◆ Data records:
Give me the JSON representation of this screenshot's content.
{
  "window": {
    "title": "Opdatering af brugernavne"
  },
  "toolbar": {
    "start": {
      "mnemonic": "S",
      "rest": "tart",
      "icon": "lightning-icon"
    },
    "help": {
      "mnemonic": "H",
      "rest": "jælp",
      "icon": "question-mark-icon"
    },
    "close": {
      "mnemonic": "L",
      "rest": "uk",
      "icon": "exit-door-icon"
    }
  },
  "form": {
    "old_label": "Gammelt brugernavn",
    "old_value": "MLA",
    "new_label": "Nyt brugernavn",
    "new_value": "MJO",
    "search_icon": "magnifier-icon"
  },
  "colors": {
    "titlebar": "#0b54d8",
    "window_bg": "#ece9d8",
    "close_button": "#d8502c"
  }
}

--

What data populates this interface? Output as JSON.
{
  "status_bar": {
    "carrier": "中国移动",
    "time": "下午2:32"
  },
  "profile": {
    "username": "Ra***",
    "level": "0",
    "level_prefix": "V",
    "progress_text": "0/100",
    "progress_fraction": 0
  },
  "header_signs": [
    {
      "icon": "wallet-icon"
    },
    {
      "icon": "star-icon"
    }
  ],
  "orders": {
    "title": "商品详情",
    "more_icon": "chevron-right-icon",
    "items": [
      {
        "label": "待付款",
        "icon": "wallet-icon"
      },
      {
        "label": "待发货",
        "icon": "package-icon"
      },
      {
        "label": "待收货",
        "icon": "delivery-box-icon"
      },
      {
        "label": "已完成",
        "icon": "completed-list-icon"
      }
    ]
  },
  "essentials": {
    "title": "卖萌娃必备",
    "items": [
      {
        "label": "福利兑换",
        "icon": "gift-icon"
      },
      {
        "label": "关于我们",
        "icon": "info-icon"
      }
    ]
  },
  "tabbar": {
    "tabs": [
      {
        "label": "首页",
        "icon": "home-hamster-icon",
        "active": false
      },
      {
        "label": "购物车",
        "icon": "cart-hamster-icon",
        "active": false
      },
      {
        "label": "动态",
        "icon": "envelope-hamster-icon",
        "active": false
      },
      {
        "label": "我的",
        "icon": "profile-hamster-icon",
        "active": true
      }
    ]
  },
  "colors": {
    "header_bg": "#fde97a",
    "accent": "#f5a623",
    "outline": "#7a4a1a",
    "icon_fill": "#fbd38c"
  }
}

...

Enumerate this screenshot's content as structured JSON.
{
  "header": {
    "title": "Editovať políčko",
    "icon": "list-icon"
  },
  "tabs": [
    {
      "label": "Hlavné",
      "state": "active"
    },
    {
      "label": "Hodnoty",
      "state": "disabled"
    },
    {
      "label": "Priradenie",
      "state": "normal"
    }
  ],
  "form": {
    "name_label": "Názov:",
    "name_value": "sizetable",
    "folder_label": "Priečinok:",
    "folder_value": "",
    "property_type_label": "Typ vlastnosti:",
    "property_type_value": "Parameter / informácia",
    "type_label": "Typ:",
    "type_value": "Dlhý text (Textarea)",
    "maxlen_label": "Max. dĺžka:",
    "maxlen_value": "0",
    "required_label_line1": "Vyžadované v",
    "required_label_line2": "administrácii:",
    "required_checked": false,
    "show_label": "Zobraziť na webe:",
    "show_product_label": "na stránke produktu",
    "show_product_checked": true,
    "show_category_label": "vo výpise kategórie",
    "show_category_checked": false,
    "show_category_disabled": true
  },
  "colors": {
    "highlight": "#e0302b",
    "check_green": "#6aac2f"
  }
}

◆ Work to complete: Collect the complete line wherever the string "true" appears in the records.

◆ Answer to the task:
        "active": true
    "show_product_checked": true,
    "show_category_disabled": true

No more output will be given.